↓↓↓
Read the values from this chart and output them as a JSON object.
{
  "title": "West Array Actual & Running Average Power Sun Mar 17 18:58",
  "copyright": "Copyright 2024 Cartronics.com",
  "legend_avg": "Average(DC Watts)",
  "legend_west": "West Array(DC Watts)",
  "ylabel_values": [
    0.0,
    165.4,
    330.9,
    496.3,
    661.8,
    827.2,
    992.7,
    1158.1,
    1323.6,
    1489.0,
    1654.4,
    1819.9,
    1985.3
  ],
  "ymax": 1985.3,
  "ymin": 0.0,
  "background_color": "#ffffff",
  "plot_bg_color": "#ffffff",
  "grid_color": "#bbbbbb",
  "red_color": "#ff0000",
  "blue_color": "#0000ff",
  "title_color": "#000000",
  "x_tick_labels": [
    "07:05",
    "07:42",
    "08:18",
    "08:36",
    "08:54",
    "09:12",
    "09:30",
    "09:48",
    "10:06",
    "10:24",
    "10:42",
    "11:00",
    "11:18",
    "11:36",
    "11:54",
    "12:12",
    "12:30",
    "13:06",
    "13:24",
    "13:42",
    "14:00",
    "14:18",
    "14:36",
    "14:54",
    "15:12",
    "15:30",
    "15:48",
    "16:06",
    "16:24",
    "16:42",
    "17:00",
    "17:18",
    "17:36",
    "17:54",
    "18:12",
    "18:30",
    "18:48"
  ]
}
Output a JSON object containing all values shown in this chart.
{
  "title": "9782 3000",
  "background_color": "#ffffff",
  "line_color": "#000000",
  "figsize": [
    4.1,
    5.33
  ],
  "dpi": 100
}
↑↑↑
• Written problem:
Transcribe all of the material exactly. Omit nothing.

• Reply to the task:
Read the values from this chart and output them as a JSON object.
{
  "title": "West Array Actual & Running Average Power Sun Mar 17 18:58",
  "copyright": "Copyright 2024 Cartronics.com",
  "legend_avg": "Average(DC Watts)",
  "legend_west": "West Array(DC Watts)",
  "ylabel_values": [
    0.0,
    165.4,
    330.9,
    496.3,
    661.8,
    827.2,
    992.7,
    1158.1,
    1323.6,
    1489.0,
    1654.4,
    1819.9,
    1985.3
  ],
  "ymax": 1985.3,
  "ymin": 0.0,
  "background_color": "#ffffff",
  "plot_bg_color": "#ffffff",
  "grid_color": "#bbbbbb",
  "red_color": "#ff0000",
  "blue_color": "#0000ff",
  "title_color": "#000000",
  "x_tick_labels": [
    "07:05",
    "07:42",
    "08:18",
    "08:36",
    "08:54",
    "09:12",
    "09:30",
    "09:48",
    "10:06",
    "10:24",
    "10:42",
    "11:00",
    "11:18",
    "11:36",
    "11:54",
    "12:12",
    "12:30",
    "13:06",
    "13:24",
    "13:42",
    "14:00",
    "14:18",
    "14:36",
    "14:54",
    "15:12",
    "15:30",
    "15:48",
    "16:06",
    "16:24",
    "16:42",
    "17:00",
    "17:18",
    "17:36",
    "17:54",
    "18:12",
    "18:30",
    "18:48"
  ]
}
Output a JSON object containing all values shown in this chart.
{
  "title": "9782 3000",
  "background_color": "#ffffff",
  "line_color": "#000000",
  "figsize": [
    4.1,
    5.33
  ],
  "dpi": 100
}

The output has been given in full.